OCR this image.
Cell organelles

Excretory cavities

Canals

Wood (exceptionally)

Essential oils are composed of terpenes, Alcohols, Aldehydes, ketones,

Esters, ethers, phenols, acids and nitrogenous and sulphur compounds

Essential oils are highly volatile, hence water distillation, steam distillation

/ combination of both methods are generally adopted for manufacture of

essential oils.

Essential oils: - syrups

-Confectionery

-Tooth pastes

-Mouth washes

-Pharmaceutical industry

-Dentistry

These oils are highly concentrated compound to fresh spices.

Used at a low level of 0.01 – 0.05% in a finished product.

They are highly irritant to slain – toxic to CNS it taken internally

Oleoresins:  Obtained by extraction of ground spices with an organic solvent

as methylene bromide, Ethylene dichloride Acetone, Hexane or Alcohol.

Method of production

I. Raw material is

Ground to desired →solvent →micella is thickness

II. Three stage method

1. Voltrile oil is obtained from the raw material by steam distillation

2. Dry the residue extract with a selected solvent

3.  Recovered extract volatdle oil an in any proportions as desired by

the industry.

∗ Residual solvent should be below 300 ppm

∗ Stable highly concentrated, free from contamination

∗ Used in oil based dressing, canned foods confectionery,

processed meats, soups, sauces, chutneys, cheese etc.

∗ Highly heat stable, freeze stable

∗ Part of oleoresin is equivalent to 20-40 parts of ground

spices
-.-.-
Task instructions → All the entries above need to be reproduced exactly.

Task result →
OCR this image.
Cell organelles

Excretory cavities

Canals

Wood (exceptionally)

Essential oils are composed of terpenes, Alcohols, Aldehydes, ketones,

Esters, ethers, phenols, acids and nitrogenous and sulphur compounds

Essential oils are highly volatile, hence water distillation, steam distillation

/ combination of both methods are generally adopted for manufacture of

essential oils.

Essential oils: - syrups

-Confectionery

-Tooth pastes

-Mouth washes

-Pharmaceutical industry

-Dentistry

These oils are highly concentrated compound to fresh spices.

Used at a low level of 0.01 – 0.05% in a finished product.

They are highly irritant to slain – toxic to CNS it taken internally

Oleoresins:  Obtained by extraction of ground spices with an organic solvent

as methylene bromide, Ethylene dichloride Acetone, Hexane or Alcohol.

Method of production

I. Raw material is

Ground to desired →solvent →micella is thickness

II. Three stage method

1. Voltrile oil is obtained from the raw material by steam distillation

2. Dry the residue extract with a selected solvent

3.  Recovered extract volatdle oil an in any proportions as desired by

the industry.

∗ Residual solvent should be below 300 ppm

∗ Stable highly concentrated, free from contamination

∗ Used in oil based dressing, canned foods confectionery,

processed meats, soups, sauces, chutneys, cheese etc.

∗ Highly heat stable, freeze stable

∗ Part of oleoresin is equivalent to 20-40 parts of ground

spices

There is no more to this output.